## Что сделать
• A. Перепишите из листинга без изменений строки, начиная со строки с «x-axis-title: Option bbox=[546, 494, 603, 514]» и заканчивая строкой с «chart-title: Approximate Annual», включая обе.
• B. Продолжите текст о юношеских письмах и первых стихах Бунина.

## Фрагмент страницы

○ ○ ○ ○ ○

Письма художника в юности
И. А. Бунин. Письма 1885 — 1904 годов. Под общей редакцией О. Н. Михайлова;
подготовка текстов и комментарии С. Н. Морозова, Л. Г. Голубевой, Н. А. Костомаровой. М.,
ИМЛИ РАН, 2003, 768 стр.
В мае 1885 года еще не достигший своих пятнадцати лет Иван Бунин пишет из Ельца старшему брату коротенькое письмецо. Он извещает Юлия, “милого и дорогого Юлинку”, что “все, слава Богу, живы и здоровы”, что их мама “ходила в Задонск молиться Богу” за Юлия, а сам Ваня держит в гимназии экзамены из французского и из математики. Безыскусное послание открывает настоящее собрание писем Бунина (по 1904 год включительно).
Спустя тридцать семь лет, в 1922 году, поэт вернется памятью к тому времени, перед ним предстанет глубинное содержание далекого года, и он напишет стихотворение, которое так и назовет: “1885 год”.
Была весна, и жизнь была легка.
Зияла адом свежая могила,
Но жизнь была легка, как облака,
Как тот дымок, что веял из кадила.
Земля, как зацветающая новь,
Блаженная, лежала предо мною —
И первый стих, и первая любовь
Пришли ко мне с могилой и весною…
Весна, юность и смерть; адская могила на фоне цветущей блаженной земли, обещающей обновление и одновременно являющей конец не успевшей расцвести человеческой жизни; сочетание несочетаемого: обрыва и легкого дыхания, — как это характерно и всегда неповторимо у Бунина… Умирает возлюбленная юного стихотворца, и Бог уводит ее в вечный и чудесный мир. Таким предстает перед внутренним взором поэта 1885 год, из которого уцелела единственная записка — только промельк обычной жизни обычного мальчика из патриархального захолустья.
В эмигрантских “Заметках” писатель снова укажет на 1885 год как на начало своей “деятельности” в качестве сочинителя и автора: “…когда мне шел всего пятнадцатый год… я напечатал в („Орловском вестнике”. — О. М. ) (без подписи) довольно лирическую корреспонденцию о двух бродягах, замерзших под нашей деревней в сильную вьюгу”. Но стихи Бунин пробовал сочинять и прежде 1885 года. Известно стихотворение, написанное им в тринадцать лет (родственники хранили автограф, не знаю, цел ли теперь).
Клубился туман над землею
Густою, густой пеленой,
Когда я поутру зарею
Озёрки оставил с тоской…
И северный ветер холодный
В лицо мне порывисто бил,
Когда я, закрывшись шинелью,
Оставил все то, что любил…
Существует народная песня о раненом, умирающем под ракитовым кустом солдате, шепчущем молитвы, закрывшись шинелью … Бунин рос в патриархальной гуще, испытал фольклорные влияния, был земляком Кольцова и Никитина, писал о них, о других поэтах-самоучках… А печатать стихи начал шестнадцати лет.

○ ○ ○ ○ ○

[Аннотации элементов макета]
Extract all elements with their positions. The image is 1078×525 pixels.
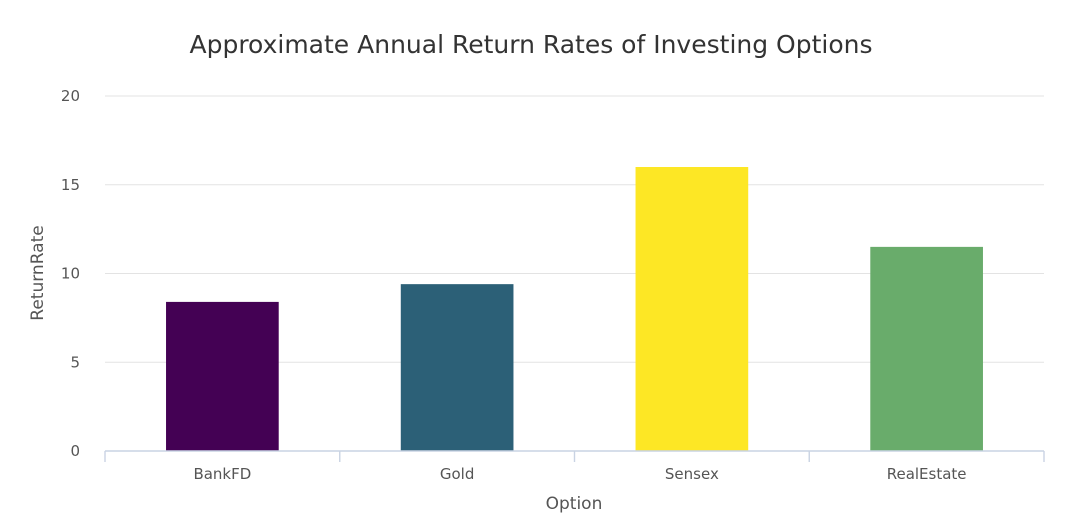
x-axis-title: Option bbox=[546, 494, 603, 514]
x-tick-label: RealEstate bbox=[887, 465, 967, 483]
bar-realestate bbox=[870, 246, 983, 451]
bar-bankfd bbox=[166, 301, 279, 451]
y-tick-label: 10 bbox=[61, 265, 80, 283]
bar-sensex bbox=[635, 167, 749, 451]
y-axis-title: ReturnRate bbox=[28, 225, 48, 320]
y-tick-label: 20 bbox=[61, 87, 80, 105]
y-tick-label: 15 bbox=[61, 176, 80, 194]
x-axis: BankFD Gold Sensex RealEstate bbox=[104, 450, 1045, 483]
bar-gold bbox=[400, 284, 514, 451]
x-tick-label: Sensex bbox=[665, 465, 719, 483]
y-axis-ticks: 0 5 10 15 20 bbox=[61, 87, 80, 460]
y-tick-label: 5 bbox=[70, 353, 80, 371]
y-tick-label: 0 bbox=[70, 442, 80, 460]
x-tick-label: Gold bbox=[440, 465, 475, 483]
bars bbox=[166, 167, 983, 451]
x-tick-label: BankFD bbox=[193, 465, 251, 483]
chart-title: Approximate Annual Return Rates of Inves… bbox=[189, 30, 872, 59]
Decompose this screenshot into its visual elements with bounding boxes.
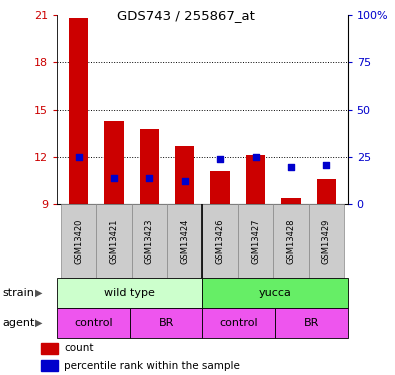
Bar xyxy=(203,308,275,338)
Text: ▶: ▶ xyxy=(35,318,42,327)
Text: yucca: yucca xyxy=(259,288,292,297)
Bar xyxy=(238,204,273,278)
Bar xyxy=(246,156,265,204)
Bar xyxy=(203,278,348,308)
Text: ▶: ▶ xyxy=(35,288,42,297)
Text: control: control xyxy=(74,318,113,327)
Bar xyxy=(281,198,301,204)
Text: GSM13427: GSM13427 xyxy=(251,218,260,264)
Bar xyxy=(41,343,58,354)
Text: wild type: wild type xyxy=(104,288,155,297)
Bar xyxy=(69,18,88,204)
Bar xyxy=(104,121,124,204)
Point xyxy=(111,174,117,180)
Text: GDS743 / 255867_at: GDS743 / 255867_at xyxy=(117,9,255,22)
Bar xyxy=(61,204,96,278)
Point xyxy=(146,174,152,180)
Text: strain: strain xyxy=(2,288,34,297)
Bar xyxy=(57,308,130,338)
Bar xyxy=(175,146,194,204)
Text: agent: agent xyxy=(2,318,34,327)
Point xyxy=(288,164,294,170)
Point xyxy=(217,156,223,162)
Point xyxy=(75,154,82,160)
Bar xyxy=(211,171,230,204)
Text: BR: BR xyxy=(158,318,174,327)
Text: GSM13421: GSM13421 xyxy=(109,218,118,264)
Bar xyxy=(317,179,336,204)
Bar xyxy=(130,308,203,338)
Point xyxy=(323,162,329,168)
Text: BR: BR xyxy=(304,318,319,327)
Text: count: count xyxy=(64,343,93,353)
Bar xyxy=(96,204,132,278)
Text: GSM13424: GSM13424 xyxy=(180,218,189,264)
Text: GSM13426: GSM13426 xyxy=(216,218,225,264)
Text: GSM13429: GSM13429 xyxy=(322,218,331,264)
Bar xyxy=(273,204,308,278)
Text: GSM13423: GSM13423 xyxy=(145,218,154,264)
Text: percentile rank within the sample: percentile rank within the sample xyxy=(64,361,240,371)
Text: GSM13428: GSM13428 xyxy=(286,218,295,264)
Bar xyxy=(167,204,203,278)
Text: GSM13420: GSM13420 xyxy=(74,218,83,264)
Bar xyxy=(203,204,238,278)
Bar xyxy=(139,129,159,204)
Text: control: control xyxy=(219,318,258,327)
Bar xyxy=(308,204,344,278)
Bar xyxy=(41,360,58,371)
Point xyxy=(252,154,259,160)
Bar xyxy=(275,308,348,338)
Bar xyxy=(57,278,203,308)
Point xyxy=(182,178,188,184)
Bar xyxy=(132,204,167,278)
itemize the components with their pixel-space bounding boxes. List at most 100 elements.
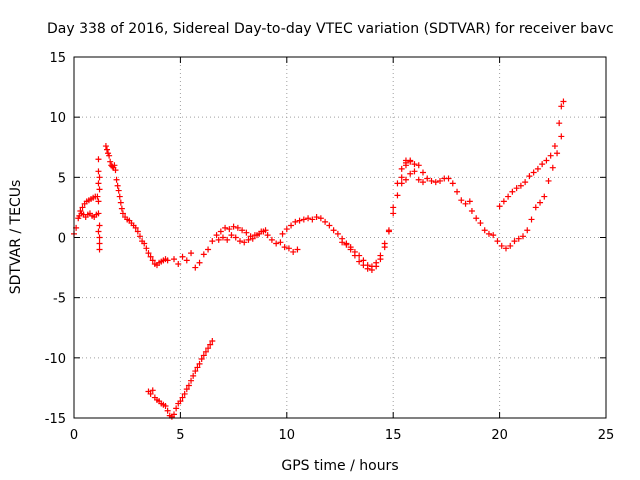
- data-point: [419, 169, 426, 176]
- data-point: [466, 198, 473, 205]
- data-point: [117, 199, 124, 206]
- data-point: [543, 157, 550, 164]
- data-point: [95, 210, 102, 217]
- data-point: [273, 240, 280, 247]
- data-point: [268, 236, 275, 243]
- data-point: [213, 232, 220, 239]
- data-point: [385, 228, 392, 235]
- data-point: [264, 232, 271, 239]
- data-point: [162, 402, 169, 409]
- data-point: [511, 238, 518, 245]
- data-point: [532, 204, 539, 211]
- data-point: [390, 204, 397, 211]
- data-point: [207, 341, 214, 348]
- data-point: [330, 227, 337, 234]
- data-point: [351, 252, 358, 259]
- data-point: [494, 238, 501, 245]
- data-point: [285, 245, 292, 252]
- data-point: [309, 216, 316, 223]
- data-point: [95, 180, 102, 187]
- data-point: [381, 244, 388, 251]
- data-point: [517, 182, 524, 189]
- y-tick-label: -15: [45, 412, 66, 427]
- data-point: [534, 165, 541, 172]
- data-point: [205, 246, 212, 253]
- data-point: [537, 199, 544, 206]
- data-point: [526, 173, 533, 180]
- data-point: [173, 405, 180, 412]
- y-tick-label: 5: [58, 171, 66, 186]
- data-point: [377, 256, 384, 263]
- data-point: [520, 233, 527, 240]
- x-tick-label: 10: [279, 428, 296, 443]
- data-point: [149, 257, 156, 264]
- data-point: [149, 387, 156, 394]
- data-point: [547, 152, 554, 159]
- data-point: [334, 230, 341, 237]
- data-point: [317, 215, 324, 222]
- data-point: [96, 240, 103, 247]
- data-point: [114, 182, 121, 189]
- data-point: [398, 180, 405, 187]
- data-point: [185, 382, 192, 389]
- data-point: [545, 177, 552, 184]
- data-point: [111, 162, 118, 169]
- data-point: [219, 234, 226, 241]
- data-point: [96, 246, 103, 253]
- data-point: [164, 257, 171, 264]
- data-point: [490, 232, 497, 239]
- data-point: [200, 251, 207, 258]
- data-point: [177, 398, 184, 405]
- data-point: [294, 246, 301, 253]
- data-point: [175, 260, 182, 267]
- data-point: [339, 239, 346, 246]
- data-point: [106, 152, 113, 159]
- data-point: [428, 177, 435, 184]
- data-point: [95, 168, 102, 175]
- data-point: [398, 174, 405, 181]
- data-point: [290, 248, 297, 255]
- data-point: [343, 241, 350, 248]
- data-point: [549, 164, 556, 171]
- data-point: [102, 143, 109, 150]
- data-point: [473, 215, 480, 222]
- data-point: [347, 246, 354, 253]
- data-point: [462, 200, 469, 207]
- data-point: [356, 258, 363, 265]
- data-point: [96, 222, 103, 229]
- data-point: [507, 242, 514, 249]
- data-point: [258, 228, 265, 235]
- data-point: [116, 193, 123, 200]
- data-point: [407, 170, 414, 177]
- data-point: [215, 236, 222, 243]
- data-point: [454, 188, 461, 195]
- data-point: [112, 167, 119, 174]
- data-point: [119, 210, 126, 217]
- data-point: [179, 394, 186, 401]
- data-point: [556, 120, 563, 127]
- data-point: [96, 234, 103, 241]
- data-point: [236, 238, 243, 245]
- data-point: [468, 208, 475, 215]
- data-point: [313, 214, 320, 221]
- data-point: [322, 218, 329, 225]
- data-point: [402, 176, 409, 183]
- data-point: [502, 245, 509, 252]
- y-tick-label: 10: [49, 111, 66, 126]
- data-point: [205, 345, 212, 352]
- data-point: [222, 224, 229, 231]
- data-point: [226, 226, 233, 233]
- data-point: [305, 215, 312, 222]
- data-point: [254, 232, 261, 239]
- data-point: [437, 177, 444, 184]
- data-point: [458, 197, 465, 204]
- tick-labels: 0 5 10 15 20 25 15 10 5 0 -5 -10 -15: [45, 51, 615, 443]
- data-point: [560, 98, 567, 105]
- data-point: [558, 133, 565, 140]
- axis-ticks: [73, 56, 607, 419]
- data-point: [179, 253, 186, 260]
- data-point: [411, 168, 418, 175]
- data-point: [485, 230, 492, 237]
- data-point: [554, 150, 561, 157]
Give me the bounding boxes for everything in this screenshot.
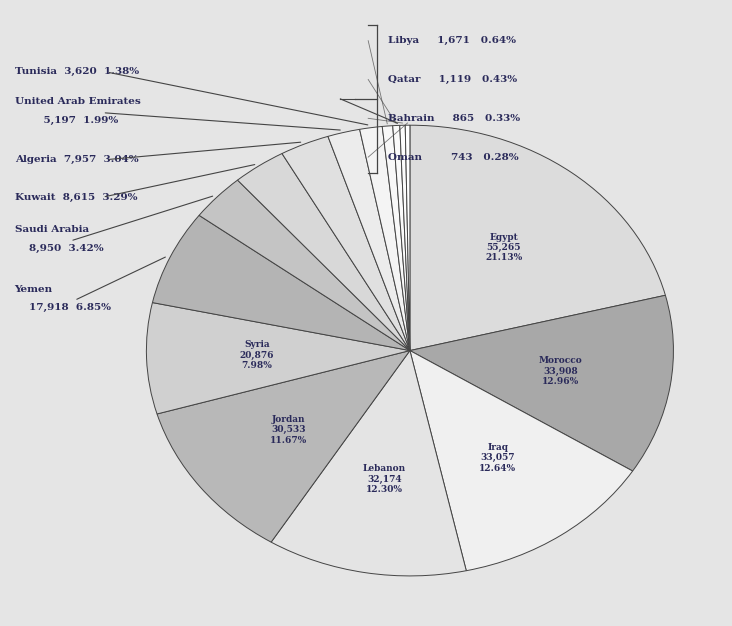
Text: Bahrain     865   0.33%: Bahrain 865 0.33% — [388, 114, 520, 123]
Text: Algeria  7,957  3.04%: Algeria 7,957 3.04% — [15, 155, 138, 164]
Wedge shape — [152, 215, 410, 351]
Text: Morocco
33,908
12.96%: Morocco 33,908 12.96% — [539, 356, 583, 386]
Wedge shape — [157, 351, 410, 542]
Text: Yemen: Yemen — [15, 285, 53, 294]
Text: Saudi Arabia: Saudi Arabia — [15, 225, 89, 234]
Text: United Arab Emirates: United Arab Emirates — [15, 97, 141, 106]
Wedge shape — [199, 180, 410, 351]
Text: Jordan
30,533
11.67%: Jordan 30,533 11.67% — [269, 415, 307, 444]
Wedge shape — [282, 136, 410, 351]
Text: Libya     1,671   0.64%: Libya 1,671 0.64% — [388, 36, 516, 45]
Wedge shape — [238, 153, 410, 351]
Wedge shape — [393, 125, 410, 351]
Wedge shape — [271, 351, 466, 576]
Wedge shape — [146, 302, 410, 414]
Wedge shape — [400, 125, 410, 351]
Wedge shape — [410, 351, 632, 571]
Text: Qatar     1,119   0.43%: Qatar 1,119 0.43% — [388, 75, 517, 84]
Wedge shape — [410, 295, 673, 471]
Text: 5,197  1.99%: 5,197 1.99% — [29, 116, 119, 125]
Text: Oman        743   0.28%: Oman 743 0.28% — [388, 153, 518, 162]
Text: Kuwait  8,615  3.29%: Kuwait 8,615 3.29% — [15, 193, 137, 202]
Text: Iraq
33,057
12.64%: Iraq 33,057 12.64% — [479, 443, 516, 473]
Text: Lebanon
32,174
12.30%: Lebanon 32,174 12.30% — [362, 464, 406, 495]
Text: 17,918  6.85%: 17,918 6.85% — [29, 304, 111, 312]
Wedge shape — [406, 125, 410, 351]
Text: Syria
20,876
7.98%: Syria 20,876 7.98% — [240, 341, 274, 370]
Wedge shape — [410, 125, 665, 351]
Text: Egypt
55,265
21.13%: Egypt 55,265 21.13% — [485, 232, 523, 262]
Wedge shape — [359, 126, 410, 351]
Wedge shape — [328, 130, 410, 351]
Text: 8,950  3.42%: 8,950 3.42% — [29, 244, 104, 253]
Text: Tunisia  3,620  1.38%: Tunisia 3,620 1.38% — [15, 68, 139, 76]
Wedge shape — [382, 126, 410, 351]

○ ○ ○ ○ ○

## Итоговые ответы
• A.
x-axis-title: Option bbox=[546, 494, 603, 514]
x-tick-label: RealEstate bbox=[887, 465, 967, 483]
bar-realestate bbox=[870, 246, 983, 451]
bar-bankfd bbox=[166, 301, 279, 451]
y-tick-label: 10 bbox=[61, 265, 80, 283]
bar-sensex bbox=[635, 167, 749, 451]
y-axis-title: ReturnRate bbox=[28, 225, 48, 320]
y-tick-label: 20 bbox=[61, 87, 80, 105]
y-tick-label: 15 bbox=[61, 176, 80, 194]
x-axis: BankFD Gold Sensex RealEstate bbox=[104, 450, 1045, 483]
bar-gold bbox=[400, 284, 514, 451]
x-tick-label: Sensex bbox=[665, 465, 719, 483]
y-axis-ticks: 0 5 10 15 20 bbox=[61, 87, 80, 460]
y-tick-label: 5 bbox=[70, 353, 80, 371]
y-tick-label: 0 bbox=[70, 442, 80, 460]
x-tick-label: Gold bbox=[440, 465, 475, 483]
bars bbox=[166, 167, 983, 451]
x-tick-label: BankFD bbox=[193, 465, 251, 483]
chart-title: Approximate Annual Return Rates of Inves… bbox=[189, 30, 872, 59]

• B.
Ранние письма Бунина (после трехлетнего перерыва, с 1888 года, они идут к брату Юлию плотным текстом) — не художественное сочинительство: здесь нет и следа “литературной красивости”, желания запечатлеться еще и так, сознательной либо подсознательной установки, что письма когда-то кем-то, помимо адресата, будут читаться. Они написаны чистым русским слогом, измлада свойственным Бунину. Их пишет живой, впечатлительный (но сохраняющий рассудительность и в запутанных ситуациях), наблюдательный юноша, развивающий свою наблюдательность, умение видеть мир. Вот характеристика одного персонажа из ближнего окружения: “семинар огромного роста с большим туловищем, к которому очень не идут тонкие ноги”.
Между тем уже в самых ранних письмах можно выловить из массы пестрого житейского сора кое-что литературное. Когда восемнадцатилетнего Бунина фотографирует родственница, он садится на стуле “в позе Фофанова”; в этом же письме он спрашивает у брата Юлия, что ему делать со своей статьей “Поэзия и отвлеченное мышление” (смолоду Бунин был весьма начитан, в том числе и в философии: читал многочисленных иностранных авторов, Вл. Соловьева, околотолстовскую философию — он ведь в молодости был толстовцем, торговал книжками “Посредника”; позже читал Л. Шестова, Н. Бердяева, Ф. Степуна и проч.).
Много лет спустя Бунин высказывал настоятельное пожелание, чтобы никакие его письма не воспроизводились в печати, — хотел остаться исключительно художественными сочинениями, без эпистолярных примесей, без лишнего о себе знания. (Ныне это “знание” у нас фабрикуют не только мануфактурными кирпичами-романами о жизни нобелевского лауреата, но еще и игровым фильмом, от просмотра нескольких кадров которого осталось чувство непереносимой фальши.) Вполне понятное для художника желание. Составителям тома писем об этом желании известно.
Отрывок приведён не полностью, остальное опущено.